Search the material for the string "square" and copy each line where it occurs.

SOURCE MATERIAL:
============

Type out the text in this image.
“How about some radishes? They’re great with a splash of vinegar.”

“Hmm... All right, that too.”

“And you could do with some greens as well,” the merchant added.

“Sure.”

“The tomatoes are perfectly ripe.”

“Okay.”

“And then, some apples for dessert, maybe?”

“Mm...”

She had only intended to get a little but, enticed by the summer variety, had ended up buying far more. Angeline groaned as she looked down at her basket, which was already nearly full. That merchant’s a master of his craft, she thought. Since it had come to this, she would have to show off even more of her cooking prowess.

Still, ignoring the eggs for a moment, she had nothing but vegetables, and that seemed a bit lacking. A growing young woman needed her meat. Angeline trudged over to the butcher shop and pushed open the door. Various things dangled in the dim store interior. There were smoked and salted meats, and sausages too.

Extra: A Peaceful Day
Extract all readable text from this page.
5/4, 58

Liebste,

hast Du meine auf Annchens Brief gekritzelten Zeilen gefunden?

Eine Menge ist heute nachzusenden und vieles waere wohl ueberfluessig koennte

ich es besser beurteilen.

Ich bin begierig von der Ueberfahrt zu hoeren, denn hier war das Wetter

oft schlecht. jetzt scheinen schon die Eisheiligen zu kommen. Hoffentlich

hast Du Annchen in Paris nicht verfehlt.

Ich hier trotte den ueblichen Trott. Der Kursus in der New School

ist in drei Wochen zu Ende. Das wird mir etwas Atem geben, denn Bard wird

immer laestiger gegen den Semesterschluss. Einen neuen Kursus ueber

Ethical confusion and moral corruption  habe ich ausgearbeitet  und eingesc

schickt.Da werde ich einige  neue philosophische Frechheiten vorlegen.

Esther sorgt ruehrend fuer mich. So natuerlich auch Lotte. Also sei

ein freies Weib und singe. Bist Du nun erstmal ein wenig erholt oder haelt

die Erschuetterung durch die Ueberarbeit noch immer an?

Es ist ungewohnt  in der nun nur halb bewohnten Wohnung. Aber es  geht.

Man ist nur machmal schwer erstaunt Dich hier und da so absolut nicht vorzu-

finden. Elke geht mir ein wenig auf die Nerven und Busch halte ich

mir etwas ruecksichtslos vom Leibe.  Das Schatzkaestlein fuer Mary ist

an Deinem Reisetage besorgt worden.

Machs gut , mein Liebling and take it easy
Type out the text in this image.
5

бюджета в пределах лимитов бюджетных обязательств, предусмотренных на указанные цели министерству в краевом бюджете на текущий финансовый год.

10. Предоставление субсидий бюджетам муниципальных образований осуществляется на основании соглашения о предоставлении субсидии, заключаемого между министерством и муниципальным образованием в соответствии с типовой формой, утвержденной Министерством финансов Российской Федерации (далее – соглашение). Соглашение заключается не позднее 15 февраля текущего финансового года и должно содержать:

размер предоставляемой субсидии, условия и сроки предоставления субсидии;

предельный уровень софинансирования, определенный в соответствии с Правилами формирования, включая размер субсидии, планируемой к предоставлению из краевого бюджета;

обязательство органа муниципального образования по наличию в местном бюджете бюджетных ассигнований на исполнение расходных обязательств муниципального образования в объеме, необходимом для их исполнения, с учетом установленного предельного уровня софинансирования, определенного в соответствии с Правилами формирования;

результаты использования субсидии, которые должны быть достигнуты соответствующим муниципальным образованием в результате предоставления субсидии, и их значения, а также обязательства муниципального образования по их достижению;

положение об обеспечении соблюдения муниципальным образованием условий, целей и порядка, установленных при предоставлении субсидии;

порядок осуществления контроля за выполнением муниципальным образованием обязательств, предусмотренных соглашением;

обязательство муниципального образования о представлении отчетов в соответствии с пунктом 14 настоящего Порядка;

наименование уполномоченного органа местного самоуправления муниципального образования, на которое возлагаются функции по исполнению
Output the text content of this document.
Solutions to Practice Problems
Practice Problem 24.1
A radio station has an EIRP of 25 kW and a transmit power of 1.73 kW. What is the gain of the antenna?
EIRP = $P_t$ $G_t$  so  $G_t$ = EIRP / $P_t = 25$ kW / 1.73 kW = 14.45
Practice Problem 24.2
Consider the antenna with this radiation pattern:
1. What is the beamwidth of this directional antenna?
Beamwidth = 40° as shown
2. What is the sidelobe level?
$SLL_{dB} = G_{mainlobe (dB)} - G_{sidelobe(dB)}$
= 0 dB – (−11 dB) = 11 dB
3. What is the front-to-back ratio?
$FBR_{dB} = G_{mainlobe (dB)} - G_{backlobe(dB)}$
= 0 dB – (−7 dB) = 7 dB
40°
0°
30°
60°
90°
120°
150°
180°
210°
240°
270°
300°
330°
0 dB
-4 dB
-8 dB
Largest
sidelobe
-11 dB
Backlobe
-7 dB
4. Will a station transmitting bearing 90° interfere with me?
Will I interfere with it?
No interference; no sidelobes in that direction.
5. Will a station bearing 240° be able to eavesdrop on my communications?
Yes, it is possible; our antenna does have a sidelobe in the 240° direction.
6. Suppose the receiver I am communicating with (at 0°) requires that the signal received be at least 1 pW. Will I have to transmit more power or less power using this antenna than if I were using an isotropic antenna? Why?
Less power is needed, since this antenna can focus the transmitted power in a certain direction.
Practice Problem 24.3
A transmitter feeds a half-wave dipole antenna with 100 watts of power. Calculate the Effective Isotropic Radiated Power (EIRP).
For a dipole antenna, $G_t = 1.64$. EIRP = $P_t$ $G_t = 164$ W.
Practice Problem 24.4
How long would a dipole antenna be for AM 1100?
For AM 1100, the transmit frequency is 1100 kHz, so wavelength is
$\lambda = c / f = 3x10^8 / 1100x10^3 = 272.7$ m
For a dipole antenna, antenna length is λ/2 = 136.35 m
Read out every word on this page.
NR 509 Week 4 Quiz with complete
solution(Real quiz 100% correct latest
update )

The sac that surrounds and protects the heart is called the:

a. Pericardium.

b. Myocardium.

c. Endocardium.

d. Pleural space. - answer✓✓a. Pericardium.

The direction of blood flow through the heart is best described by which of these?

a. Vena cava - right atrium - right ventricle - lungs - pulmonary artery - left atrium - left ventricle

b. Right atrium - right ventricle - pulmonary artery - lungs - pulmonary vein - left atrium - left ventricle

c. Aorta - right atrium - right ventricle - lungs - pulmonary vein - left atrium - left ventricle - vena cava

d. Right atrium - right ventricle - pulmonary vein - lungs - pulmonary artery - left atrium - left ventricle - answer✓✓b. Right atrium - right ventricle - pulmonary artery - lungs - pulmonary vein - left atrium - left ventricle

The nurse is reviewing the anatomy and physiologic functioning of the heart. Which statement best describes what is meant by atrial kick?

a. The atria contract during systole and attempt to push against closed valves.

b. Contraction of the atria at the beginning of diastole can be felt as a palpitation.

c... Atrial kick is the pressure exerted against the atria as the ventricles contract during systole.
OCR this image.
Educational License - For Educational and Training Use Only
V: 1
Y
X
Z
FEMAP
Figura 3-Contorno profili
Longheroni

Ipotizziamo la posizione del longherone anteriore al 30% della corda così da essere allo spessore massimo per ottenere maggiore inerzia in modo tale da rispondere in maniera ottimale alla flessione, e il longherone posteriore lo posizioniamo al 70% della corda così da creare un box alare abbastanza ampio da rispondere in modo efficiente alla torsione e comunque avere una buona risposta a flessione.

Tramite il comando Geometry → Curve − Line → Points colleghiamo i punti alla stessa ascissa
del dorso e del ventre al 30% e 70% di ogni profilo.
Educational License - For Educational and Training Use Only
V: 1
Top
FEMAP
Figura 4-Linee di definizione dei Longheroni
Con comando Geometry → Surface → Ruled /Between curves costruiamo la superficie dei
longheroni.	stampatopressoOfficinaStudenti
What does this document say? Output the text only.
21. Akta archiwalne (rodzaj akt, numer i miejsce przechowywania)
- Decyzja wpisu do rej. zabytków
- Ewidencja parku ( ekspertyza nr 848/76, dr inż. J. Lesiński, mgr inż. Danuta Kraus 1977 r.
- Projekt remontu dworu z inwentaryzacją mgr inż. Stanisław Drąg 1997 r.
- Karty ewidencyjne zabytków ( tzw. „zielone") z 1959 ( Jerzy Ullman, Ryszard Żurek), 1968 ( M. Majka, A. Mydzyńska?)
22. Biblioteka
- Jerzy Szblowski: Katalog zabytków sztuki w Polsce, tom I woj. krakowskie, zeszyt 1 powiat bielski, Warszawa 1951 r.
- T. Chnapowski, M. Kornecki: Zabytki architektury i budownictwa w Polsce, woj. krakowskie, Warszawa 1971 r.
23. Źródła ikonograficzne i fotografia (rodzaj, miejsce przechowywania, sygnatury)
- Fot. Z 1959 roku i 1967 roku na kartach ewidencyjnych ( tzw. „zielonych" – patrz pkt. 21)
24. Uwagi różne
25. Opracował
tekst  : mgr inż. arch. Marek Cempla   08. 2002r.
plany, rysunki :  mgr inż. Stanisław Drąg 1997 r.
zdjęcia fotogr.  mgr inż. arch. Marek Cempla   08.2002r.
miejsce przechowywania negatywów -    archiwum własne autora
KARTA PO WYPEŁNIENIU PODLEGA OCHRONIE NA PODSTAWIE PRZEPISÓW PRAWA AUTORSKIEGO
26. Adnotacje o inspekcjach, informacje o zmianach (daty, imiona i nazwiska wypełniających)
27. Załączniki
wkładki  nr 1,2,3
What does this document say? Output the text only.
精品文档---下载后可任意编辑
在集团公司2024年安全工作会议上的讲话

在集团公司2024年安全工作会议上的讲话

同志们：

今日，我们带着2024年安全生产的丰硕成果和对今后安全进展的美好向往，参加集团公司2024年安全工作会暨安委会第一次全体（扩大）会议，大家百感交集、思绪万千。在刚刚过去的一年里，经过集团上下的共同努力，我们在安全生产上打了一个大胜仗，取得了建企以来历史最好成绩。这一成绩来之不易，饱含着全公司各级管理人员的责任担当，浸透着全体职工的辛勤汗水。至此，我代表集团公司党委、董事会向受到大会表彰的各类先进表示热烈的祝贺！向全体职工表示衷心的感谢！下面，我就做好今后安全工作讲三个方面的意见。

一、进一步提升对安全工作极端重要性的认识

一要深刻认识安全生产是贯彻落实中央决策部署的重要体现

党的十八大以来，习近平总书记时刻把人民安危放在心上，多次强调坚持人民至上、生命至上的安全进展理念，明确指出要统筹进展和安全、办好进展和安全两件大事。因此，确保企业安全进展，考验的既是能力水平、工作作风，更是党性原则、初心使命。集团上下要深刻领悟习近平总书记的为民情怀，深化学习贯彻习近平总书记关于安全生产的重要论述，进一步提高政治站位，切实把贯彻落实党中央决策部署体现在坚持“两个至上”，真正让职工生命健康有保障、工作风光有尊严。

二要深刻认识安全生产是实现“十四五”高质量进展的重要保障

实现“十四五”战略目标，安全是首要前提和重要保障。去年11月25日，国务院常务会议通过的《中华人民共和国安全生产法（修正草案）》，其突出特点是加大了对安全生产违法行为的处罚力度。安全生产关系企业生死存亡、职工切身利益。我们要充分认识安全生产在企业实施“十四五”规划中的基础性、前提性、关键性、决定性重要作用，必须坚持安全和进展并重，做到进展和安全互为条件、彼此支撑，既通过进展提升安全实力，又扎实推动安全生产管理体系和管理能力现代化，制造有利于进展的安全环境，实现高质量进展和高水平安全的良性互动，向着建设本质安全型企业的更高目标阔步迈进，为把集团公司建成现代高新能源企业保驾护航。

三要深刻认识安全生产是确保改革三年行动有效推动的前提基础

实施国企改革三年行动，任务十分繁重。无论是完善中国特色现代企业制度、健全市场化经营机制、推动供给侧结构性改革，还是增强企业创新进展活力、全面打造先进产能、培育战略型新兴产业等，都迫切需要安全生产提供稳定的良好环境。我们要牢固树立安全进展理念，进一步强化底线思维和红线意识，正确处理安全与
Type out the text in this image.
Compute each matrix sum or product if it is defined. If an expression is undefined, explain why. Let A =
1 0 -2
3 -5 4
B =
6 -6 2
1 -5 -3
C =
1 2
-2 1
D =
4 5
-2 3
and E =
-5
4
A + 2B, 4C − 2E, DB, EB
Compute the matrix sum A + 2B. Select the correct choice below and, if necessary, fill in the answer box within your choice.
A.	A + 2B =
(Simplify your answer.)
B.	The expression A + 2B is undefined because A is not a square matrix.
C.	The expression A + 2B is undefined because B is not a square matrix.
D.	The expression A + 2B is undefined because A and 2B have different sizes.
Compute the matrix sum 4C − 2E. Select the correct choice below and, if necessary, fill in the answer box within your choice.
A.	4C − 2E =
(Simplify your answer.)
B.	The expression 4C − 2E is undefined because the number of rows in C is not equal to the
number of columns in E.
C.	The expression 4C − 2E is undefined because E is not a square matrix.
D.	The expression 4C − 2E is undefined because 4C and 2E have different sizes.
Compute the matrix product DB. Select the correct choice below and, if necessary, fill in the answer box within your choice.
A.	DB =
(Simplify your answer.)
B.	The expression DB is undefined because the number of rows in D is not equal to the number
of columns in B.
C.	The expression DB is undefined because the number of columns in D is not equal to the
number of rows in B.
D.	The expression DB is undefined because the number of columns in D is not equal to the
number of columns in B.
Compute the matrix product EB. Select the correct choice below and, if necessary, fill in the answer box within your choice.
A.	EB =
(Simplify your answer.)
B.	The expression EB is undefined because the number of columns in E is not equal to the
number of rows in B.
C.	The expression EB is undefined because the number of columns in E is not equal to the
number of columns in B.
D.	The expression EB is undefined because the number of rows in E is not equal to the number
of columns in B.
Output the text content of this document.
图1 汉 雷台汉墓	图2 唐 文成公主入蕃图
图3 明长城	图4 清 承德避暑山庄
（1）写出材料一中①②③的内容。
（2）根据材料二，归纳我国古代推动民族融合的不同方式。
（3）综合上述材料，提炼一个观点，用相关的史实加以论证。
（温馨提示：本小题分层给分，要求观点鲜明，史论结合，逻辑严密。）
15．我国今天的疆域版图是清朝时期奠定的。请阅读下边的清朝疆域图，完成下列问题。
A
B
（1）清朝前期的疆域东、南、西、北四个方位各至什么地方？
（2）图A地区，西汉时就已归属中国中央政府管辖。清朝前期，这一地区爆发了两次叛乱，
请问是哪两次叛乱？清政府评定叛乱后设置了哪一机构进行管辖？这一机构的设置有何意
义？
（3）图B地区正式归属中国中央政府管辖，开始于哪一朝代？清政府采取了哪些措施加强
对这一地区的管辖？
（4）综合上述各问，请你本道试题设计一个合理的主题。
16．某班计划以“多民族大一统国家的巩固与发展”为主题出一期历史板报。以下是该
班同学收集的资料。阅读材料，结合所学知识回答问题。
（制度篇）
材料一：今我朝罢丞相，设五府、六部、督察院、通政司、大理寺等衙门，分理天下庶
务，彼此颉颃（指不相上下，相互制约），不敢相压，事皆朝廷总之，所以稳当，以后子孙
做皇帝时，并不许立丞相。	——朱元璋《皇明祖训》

============

COMPLETED EXERCISE:
B.	The expression A + 2B is undefined because A is not a square matrix.
C.	The expression A + 2B is undefined because B is not a square matrix.
C.	The expression 4C − 2E is undefined because E is not a square matrix.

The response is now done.